MATERIAL SUPPLIED:

• • •

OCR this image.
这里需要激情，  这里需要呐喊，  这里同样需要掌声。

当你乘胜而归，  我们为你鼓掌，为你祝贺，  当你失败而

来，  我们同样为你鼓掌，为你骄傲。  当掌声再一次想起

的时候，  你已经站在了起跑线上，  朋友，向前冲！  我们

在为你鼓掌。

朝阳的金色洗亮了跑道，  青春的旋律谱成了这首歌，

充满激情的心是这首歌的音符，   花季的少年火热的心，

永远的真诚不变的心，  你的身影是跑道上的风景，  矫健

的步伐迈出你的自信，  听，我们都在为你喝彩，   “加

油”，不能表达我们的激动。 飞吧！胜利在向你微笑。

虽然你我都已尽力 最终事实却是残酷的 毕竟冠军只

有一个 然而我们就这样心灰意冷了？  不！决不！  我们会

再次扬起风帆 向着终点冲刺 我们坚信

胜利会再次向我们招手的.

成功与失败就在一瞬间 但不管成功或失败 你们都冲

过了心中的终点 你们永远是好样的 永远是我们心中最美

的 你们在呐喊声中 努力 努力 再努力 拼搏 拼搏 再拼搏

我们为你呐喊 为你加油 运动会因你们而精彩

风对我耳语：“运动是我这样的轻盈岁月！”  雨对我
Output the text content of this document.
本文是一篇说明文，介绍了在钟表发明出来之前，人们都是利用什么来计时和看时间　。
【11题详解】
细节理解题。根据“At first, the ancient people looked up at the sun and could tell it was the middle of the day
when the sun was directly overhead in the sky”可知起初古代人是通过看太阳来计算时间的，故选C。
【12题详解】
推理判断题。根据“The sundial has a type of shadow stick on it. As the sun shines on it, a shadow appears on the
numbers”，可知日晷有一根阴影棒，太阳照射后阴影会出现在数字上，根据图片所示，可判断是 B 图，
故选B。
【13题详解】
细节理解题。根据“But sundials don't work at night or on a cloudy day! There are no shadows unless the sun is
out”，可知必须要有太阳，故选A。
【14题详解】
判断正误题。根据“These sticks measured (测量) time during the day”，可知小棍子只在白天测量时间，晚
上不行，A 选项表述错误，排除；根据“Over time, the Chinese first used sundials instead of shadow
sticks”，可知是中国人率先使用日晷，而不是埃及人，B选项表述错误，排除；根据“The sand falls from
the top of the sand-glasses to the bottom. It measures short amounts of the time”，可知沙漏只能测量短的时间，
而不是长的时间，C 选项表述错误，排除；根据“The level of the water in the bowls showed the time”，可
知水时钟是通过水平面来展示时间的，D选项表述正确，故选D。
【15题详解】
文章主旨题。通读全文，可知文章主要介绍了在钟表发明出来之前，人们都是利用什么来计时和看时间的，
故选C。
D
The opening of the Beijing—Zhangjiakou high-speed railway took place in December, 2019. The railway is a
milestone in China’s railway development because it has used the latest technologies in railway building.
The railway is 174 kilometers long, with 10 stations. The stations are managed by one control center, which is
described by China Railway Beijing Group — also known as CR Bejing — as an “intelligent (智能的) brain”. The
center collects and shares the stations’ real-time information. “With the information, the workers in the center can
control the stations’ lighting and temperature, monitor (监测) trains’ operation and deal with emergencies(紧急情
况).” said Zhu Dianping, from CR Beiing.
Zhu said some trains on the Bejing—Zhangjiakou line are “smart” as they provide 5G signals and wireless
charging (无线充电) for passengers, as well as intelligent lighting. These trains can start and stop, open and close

• • •

Set out the complete listing exactly as shown.

OCR this image.
这里需要激情，  这里需要呐喊，  这里同样需要掌声。

当你乘胜而归，  我们为你鼓掌，为你祝贺，  当你失败而

来，  我们同样为你鼓掌，为你骄傲。  当掌声再一次想起

的时候，  你已经站在了起跑线上，  朋友，向前冲！  我们

在为你鼓掌。

朝阳的金色洗亮了跑道，  青春的旋律谱成了这首歌，

充满激情的心是这首歌的音符，   花季的少年火热的心，

永远的真诚不变的心，  你的身影是跑道上的风景，  矫健

的步伐迈出你的自信，  听，我们都在为你喝彩，   “加

油”，不能表达我们的激动。 飞吧！胜利在向你微笑。

虽然你我都已尽力 最终事实却是残酷的 毕竟冠军只

有一个 然而我们就这样心灰意冷了？  不！决不！  我们会

再次扬起风帆 向着终点冲刺 我们坚信

胜利会再次向我们招手的.

成功与失败就在一瞬间 但不管成功或失败 你们都冲

过了心中的终点 你们永远是好样的 永远是我们心中最美

的 你们在呐喊声中 努力 努力 再努力 拼搏 拼搏 再拼搏

我们为你呐喊 为你加油 运动会因你们而精彩

风对我耳语：“运动是我这样的轻盈岁月！”  雨对我
Output the text content of this document.
本文是一篇说明文，介绍了在钟表发明出来之前，人们都是利用什么来计时和看时间　。
【11题详解】
细节理解题。根据“At first, the ancient people looked up at the sun and could tell it was the middle of the day
when the sun was directly overhead in the sky”可知起初古代人是通过看太阳来计算时间的，故选C。
【12题详解】
推理判断题。根据“The sundial has a type of shadow stick on it. As the sun shines on it, a shadow appears on the
numbers”，可知日晷有一根阴影棒，太阳照射后阴影会出现在数字上，根据图片所示，可判断是 B 图，
故选B。
【13题详解】
细节理解题。根据“But sundials don't work at night or on a cloudy day! There are no shadows unless the sun is
out”，可知必须要有太阳，故选A。
【14题详解】
判断正误题。根据“These sticks measured (测量) time during the day”，可知小棍子只在白天测量时间，晚
上不行，A 选项表述错误，排除；根据“Over time, the Chinese first used sundials instead of shadow
sticks”，可知是中国人率先使用日晷，而不是埃及人，B选项表述错误，排除；根据“The sand falls from
the top of the sand-glasses to the bottom. It measures short amounts of the time”，可知沙漏只能测量短的时间，
而不是长的时间，C 选项表述错误，排除；根据“The level of the water in the bowls showed the time”，可
知水时钟是通过水平面来展示时间的，D选项表述正确，故选D。
【15题详解】
文章主旨题。通读全文，可知文章主要介绍了在钟表发明出来之前，人们都是利用什么来计时和看时间的，
故选C。
D
The opening of the Beijing—Zhangjiakou high-speed railway took place in December, 2019. The railway is a
milestone in China’s railway development because it has used the latest technologies in railway building.
The railway is 174 kilometers long, with 10 stations. The stations are managed by one control center, which is
described by China Railway Beijing Group — also known as CR Bejing — as an “intelligent (智能的) brain”. The
center collects and shares the stations’ real-time information. “With the information, the workers in the center can
control the stations’ lighting and temperature, monitor (监测) trains’ operation and deal with emergencies(紧急情
况).” said Zhu Dianping, from CR Beiing.
Zhu said some trains on the Bejing—Zhangjiakou line are “smart” as they provide 5G signals and wireless
charging (无线充电) for passengers, as well as intelligent lighting. These trains can start and stop, open and close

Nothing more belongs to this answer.